## AVAILABLE DATA
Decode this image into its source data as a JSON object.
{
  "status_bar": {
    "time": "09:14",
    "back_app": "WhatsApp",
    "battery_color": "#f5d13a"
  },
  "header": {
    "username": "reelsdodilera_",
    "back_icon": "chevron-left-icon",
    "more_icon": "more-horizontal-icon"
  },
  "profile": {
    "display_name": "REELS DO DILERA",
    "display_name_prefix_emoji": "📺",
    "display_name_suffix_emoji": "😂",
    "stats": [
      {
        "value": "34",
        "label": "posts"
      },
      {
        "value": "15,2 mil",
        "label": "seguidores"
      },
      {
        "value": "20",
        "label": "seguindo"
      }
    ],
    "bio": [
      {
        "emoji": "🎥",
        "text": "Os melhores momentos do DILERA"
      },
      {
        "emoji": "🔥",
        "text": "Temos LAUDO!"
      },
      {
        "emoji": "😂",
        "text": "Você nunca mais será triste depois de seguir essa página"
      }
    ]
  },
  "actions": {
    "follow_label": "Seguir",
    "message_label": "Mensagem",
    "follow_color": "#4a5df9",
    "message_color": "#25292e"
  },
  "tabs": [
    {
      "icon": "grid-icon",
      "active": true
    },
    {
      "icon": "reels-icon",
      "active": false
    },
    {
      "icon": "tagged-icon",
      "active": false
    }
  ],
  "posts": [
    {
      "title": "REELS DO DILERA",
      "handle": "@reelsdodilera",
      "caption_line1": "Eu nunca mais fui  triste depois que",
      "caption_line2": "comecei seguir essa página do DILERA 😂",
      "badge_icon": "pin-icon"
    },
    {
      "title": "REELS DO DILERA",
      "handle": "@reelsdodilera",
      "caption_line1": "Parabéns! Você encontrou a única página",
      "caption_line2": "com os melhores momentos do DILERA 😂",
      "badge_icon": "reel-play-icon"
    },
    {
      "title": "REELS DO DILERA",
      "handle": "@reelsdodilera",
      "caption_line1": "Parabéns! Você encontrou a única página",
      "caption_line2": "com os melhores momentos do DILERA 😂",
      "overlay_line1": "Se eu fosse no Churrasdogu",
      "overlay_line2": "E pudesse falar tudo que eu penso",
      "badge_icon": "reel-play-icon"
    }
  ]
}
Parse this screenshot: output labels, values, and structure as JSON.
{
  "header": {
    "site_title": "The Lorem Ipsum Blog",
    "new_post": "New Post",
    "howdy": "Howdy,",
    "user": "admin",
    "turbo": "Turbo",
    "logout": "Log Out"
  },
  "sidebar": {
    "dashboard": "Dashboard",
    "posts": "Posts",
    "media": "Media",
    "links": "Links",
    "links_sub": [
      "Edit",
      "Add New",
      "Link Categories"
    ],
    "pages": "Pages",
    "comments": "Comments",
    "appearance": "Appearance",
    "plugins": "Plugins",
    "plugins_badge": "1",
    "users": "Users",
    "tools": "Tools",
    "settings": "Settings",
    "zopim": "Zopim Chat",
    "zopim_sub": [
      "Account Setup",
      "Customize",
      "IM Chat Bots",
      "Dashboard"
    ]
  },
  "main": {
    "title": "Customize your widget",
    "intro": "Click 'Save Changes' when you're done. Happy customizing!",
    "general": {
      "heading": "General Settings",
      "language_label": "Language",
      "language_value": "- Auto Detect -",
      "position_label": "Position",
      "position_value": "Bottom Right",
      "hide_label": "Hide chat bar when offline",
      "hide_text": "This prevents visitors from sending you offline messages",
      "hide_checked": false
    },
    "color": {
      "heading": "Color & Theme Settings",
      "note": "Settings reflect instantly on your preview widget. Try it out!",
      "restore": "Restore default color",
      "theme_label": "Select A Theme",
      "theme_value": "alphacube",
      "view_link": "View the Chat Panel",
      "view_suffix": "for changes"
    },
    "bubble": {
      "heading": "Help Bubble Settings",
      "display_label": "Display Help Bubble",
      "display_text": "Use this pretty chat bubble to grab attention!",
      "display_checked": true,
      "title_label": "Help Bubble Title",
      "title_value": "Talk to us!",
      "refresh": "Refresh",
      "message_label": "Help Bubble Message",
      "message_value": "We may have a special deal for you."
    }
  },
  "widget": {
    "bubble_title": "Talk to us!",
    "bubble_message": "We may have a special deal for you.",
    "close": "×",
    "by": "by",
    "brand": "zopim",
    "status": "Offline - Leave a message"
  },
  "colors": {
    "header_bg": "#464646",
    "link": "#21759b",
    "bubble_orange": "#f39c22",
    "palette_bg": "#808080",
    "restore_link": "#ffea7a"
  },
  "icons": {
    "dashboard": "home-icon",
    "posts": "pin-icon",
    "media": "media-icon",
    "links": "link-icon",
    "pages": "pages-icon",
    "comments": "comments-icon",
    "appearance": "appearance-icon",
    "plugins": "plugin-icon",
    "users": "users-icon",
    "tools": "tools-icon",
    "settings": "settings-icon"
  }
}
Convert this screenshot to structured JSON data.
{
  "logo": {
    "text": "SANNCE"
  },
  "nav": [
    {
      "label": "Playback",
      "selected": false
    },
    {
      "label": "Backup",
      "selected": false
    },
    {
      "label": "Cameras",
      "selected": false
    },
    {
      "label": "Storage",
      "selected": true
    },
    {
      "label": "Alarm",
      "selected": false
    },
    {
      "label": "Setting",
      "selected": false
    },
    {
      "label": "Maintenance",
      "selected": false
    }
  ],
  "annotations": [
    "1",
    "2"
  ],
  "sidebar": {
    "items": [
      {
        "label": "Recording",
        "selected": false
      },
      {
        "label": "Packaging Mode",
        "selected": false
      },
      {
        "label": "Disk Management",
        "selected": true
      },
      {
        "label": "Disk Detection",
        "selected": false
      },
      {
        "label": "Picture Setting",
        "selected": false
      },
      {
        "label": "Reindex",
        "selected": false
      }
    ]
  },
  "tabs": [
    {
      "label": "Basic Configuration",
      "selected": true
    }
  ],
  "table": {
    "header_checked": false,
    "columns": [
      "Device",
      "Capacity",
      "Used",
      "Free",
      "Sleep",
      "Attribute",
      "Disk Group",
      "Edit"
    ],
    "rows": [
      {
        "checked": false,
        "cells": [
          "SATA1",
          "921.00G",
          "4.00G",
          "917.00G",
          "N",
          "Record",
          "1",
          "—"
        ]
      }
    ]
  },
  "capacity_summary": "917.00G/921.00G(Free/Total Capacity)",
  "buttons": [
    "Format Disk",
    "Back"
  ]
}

## OBJECTIVE
Write down every line of the data exactly as it appears above.

## RESULT BELOW
Decode this image into its source data as a JSON object.
{
  "status_bar": {
    "time": "09:14",
    "back_app": "WhatsApp",
    "battery_color": "#f5d13a"
  },
  "header": {
    "username": "reelsdodilera_",
    "back_icon": "chevron-left-icon",
    "more_icon": "more-horizontal-icon"
  },
  "profile": {
    "display_name": "REELS DO DILERA",
    "display_name_prefix_emoji": "📺",
    "display_name_suffix_emoji": "😂",
    "stats": [
      {
        "value": "34",
        "label": "posts"
      },
      {
        "value": "15,2 mil",
        "label": "seguidores"
      },
      {
        "value": "20",
        "label": "seguindo"
      }
    ],
    "bio": [
      {
        "emoji": "🎥",
        "text": "Os melhores momentos do DILERA"
      },
      {
        "emoji": "🔥",
        "text": "Temos LAUDO!"
      },
      {
        "emoji": "😂",
        "text": "Você nunca mais será triste depois de seguir essa página"
      }
    ]
  },
  "actions": {
    "follow_label": "Seguir",
    "message_label": "Mensagem",
    "follow_color": "#4a5df9",
    "message_color": "#25292e"
  },
  "tabs": [
    {
      "icon": "grid-icon",
      "active": true
    },
    {
      "icon": "reels-icon",
      "active": false
    },
    {
      "icon": "tagged-icon",
      "active": false
    }
  ],
  "posts": [
    {
      "title": "REELS DO DILERA",
      "handle": "@reelsdodilera",
      "caption_line1": "Eu nunca mais fui  triste depois que",
      "caption_line2": "comecei seguir essa página do DILERA 😂",
      "badge_icon": "pin-icon"
    },
    {
      "title": "REELS DO DILERA",
      "handle": "@reelsdodilera",
      "caption_line1": "Parabéns! Você encontrou a única página",
      "caption_line2": "com os melhores momentos do DILERA 😂",
      "badge_icon": "reel-play-icon"
    },
    {
      "title": "REELS DO DILERA",
      "handle": "@reelsdodilera",
      "caption_line1": "Parabéns! Você encontrou a única página",
      "caption_line2": "com os melhores momentos do DILERA 😂",
      "overlay_line1": "Se eu fosse no Churrasdogu",
      "overlay_line2": "E pudesse falar tudo que eu penso",
      "badge_icon": "reel-play-icon"
    }
  ]
}
Parse this screenshot: output labels, values, and structure as JSON.
{
  "header": {
    "site_title": "The Lorem Ipsum Blog",
    "new_post": "New Post",
    "howdy": "Howdy,",
    "user": "admin",
    "turbo": "Turbo",
    "logout": "Log Out"
  },
  "sidebar": {
    "dashboard": "Dashboard",
    "posts": "Posts",
    "media": "Media",
    "links": "Links",
    "links_sub": [
      "Edit",
      "Add New",
      "Link Categories"
    ],
    "pages": "Pages",
    "comments": "Comments",
    "appearance": "Appearance",
    "plugins": "Plugins",
    "plugins_badge": "1",
    "users": "Users",
    "tools": "Tools",
    "settings": "Settings",
    "zopim": "Zopim Chat",
    "zopim_sub": [
      "Account Setup",
      "Customize",
      "IM Chat Bots",
      "Dashboard"
    ]
  },
  "main": {
    "title": "Customize your widget",
    "intro": "Click 'Save Changes' when you're done. Happy customizing!",
    "general": {
      "heading": "General Settings",
      "language_label": "Language",
      "language_value": "- Auto Detect -",
      "position_label": "Position",
      "position_value": "Bottom Right",
      "hide_label": "Hide chat bar when offline",
      "hide_text": "This prevents visitors from sending you offline messages",
      "hide_checked": false
    },
    "color": {
      "heading": "Color & Theme Settings",
      "note": "Settings reflect instantly on your preview widget. Try it out!",
      "restore": "Restore default color",
      "theme_label": "Select A Theme",
      "theme_value": "alphacube",
      "view_link": "View the Chat Panel",
      "view_suffix": "for changes"
    },
    "bubble": {
      "heading": "Help Bubble Settings",
      "display_label": "Display Help Bubble",
      "display_text": "Use this pretty chat bubble to grab attention!",
      "display_checked": true,
      "title_label": "Help Bubble Title",
      "title_value": "Talk to us!",
      "refresh": "Refresh",
      "message_label": "Help Bubble Message",
      "message_value": "We may have a special deal for you."
    }
  },
  "widget": {
    "bubble_title": "Talk to us!",
    "bubble_message": "We may have a special deal for you.",
    "close": "×",
    "by": "by",
    "brand": "zopim",
    "status": "Offline - Leave a message"
  },
  "colors": {
    "header_bg": "#464646",
    "link": "#21759b",
    "bubble_orange": "#f39c22",
    "palette_bg": "#808080",
    "restore_link": "#ffea7a"
  },
  "icons": {
    "dashboard": "home-icon",
    "posts": "pin-icon",
    "media": "media-icon",
    "links": "link-icon",
    "pages": "pages-icon",
    "comments": "comments-icon",
    "appearance": "appearance-icon",
    "plugins": "plugin-icon",
    "users": "users-icon",
    "tools": "tools-icon",
    "settings": "settings-icon"
  }
}
Convert this screenshot to structured JSON data.
{
  "logo": {
    "text": "SANNCE"
  },
  "nav": [
    {
      "label": "Playback",
      "selected": false
    },
    {
      "label": "Backup",
      "selected": false
    },
    {
      "label": "Cameras",
      "selected": false
    },
    {
      "label": "Storage",
      "selected": true
    },
    {
      "label": "Alarm",
      "selected": false
    },
    {
      "label": "Setting",
      "selected": false
    },
    {
      "label": "Maintenance",
      "selected": false
    }
  ],
  "annotations": [
    "1",
    "2"
  ],
  "sidebar": {
    "items": [
      {
        "label": "Recording",
        "selected": false
      },
      {
        "label": "Packaging Mode",
        "selected": false
      },
      {
        "label": "Disk Management",
        "selected": true
      },
      {
        "label": "Disk Detection",
        "selected": false
      },
      {
        "label": "Picture Setting",
        "selected": false
      },
      {
        "label": "Reindex",
        "selected": false
      }
    ]
  },
  "tabs": [
    {
      "label": "Basic Configuration",
      "selected": true
    }
  ],
  "table": {
    "header_checked": false,
    "columns": [
      "Device",
      "Capacity",
      "Used",
      "Free",
      "Sleep",
      "Attribute",
      "Disk Group",
      "Edit"
    ],
    "rows": [
      {
        "checked": false,
        "cells": [
          "SATA1",
          "921.00G",
          "4.00G",
          "917.00G",
          "N",
          "Record",
          "1",
          "—"
        ]
      }
    ]
  },
  "capacity_summary": "917.00G/921.00G(Free/Total Capacity)",
  "buttons": [
    "Format Disk",
    "Back"
  ]
}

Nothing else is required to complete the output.